--- YOUR INSTRUCTIONS ---
Repeat the data verbatim.

———

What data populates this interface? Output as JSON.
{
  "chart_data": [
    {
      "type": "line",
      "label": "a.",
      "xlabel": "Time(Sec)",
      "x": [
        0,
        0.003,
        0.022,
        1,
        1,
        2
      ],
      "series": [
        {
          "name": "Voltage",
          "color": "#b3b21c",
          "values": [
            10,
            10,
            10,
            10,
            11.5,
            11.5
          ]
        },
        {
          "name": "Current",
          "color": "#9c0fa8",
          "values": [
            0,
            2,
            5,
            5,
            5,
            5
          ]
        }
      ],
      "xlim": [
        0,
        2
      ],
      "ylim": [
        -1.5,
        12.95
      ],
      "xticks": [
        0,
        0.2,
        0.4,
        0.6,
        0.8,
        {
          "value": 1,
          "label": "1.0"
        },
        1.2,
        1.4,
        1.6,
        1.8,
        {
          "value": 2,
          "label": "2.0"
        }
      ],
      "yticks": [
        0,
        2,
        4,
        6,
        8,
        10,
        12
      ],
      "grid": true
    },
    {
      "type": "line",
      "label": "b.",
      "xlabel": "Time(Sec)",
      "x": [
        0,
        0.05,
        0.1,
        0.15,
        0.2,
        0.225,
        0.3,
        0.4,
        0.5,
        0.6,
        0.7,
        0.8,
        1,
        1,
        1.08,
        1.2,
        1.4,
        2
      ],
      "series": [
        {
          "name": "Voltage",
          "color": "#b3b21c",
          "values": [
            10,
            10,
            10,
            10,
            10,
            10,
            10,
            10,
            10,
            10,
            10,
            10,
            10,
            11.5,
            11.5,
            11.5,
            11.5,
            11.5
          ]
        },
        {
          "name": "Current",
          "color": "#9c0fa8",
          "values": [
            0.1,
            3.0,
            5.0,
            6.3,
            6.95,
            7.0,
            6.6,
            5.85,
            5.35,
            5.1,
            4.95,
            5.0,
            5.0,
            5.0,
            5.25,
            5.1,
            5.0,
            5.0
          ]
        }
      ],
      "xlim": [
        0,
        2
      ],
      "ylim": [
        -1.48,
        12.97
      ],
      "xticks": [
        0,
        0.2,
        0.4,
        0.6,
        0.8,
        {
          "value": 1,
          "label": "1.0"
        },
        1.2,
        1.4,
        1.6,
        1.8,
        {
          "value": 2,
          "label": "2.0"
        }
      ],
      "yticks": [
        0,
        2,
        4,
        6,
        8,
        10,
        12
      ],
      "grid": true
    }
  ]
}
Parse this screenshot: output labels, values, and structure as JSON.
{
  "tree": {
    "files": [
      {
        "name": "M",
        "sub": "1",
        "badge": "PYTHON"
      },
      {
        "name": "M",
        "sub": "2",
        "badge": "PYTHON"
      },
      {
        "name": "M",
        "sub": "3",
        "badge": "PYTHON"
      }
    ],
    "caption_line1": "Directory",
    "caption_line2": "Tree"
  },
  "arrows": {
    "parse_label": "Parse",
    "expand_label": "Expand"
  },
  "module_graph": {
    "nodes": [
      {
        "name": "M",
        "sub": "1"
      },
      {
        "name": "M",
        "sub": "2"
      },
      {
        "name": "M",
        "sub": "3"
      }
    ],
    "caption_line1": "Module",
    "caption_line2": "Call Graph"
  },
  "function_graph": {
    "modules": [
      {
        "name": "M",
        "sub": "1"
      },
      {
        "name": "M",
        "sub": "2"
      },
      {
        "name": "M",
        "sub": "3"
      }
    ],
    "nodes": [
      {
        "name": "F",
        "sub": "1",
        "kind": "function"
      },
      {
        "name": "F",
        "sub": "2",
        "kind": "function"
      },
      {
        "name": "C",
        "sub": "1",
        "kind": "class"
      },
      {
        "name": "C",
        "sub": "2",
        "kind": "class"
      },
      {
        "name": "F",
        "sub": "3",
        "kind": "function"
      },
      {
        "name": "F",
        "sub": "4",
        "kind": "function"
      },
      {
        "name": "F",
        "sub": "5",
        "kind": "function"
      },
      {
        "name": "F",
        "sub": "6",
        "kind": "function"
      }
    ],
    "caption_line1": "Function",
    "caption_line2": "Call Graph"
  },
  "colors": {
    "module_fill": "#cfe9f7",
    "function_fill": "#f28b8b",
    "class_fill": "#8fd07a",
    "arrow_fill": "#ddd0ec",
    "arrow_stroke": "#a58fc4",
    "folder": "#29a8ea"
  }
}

———

--- FINISHED TASK ---
What data populates this interface? Output as JSON.
{
  "chart_data": [
    {
      "type": "line",
      "label": "a.",
      "xlabel": "Time(Sec)",
      "x": [
        0,
        0.003,
        0.022,
        1,
        1,
        2
      ],
      "series": [
        {
          "name": "Voltage",
          "color": "#b3b21c",
          "values": [
            10,
            10,
            10,
            10,
            11.5,
            11.5
          ]
        },
        {
          "name": "Current",
          "color": "#9c0fa8",
          "values": [
            0,
            2,
            5,
            5,
            5,
            5
          ]
        }
      ],
      "xlim": [
        0,
        2
      ],
      "ylim": [
        -1.5,
        12.95
      ],
      "xticks": [
        0,
        0.2,
        0.4,
        0.6,
        0.8,
        {
          "value": 1,
          "label": "1.0"
        },
        1.2,
        1.4,
        1.6,
        1.8,
        {
          "value": 2,
          "label": "2.0"
        }
      ],
      "yticks": [
        0,
        2,
        4,
        6,
        8,
        10,
        12
      ],
      "grid": true
    },
    {
      "type": "line",
      "label": "b.",
      "xlabel": "Time(Sec)",
      "x": [
        0,
        0.05,
        0.1,
        0.15,
        0.2,
        0.225,
        0.3,
        0.4,
        0.5,
        0.6,
        0.7,
        0.8,
        1,
        1,
        1.08,
        1.2,
        1.4,
        2
      ],
      "series": [
        {
          "name": "Voltage",
          "color": "#b3b21c",
          "values": [
            10,
            10,
            10,
            10,
            10,
            10,
            10,
            10,
            10,
            10,
            10,
            10,
            10,
            11.5,
            11.5,
            11.5,
            11.5,
            11.5
          ]
        },
        {
          "name": "Current",
          "color": "#9c0fa8",
          "values": [
            0.1,
            3.0,
            5.0,
            6.3,
            6.95,
            7.0,
            6.6,
            5.85,
            5.35,
            5.1,
            4.95,
            5.0,
            5.0,
            5.0,
            5.25,
            5.1,
            5.0,
            5.0
          ]
        }
      ],
      "xlim": [
        0,
        2
      ],
      "ylim": [
        -1.48,
        12.97
      ],
      "xticks": [
        0,
        0.2,
        0.4,
        0.6,
        0.8,
        {
          "value": 1,
          "label": "1.0"
        },
        1.2,
        1.4,
        1.6,
        1.8,
        {
          "value": 2,
          "label": "2.0"
        }
      ],
      "yticks": [
        0,
        2,
        4,
        6,
        8,
        10,
        12
      ],
      "grid": true
    }
  ]
}
Parse this screenshot: output labels, values, and structure as JSON.
{
  "tree": {
    "files": [
      {
        "name": "M",
        "sub": "1",
        "badge": "PYTHON"
      },
      {
        "name": "M",
        "sub": "2",
        "badge": "PYTHON"
      },
      {
        "name": "M",
        "sub": "3",
        "badge": "PYTHON"
      }
    ],
    "caption_line1": "Directory",
    "caption_line2": "Tree"
  },
  "arrows": {
    "parse_label": "Parse",
    "expand_label": "Expand"
  },
  "module_graph": {
    "nodes": [
      {
        "name": "M",
        "sub": "1"
      },
      {
        "name": "M",
        "sub": "2"
      },
      {
        "name": "M",
        "sub": "3"
      }
    ],
    "caption_line1": "Module",
    "caption_line2": "Call Graph"
  },
  "function_graph": {
    "modules": [
      {
        "name": "M",
        "sub": "1"
      },
      {
        "name": "M",
        "sub": "2"
      },
      {
        "name": "M",
        "sub": "3"
      }
    ],
    "nodes": [
      {
        "name": "F",
        "sub": "1",
        "kind": "function"
      },
      {
        "name": "F",
        "sub": "2",
        "kind": "function"
      },
      {
        "name": "C",
        "sub": "1",
        "kind": "class"
      },
      {
        "name": "C",
        "sub": "2",
        "kind": "class"
      },
      {
        "name": "F",
        "sub": "3",
        "kind": "function"
      },
      {
        "name": "F",
        "sub": "4",
        "kind": "function"
      },
      {
        "name": "F",
        "sub": "5",
        "kind": "function"
      },
      {
        "name": "F",
        "sub": "6",
        "kind": "function"
      }
    ],
    "caption_line1": "Function",
    "caption_line2": "Call Graph"
  },
  "colors": {
    "module_fill": "#cfe9f7",
    "function_fill": "#f28b8b",
    "class_fill": "#8fd07a",
    "arrow_fill": "#ddd0ec",
    "arrow_stroke": "#a58fc4",
    "folder": "#29a8ea"
  }
}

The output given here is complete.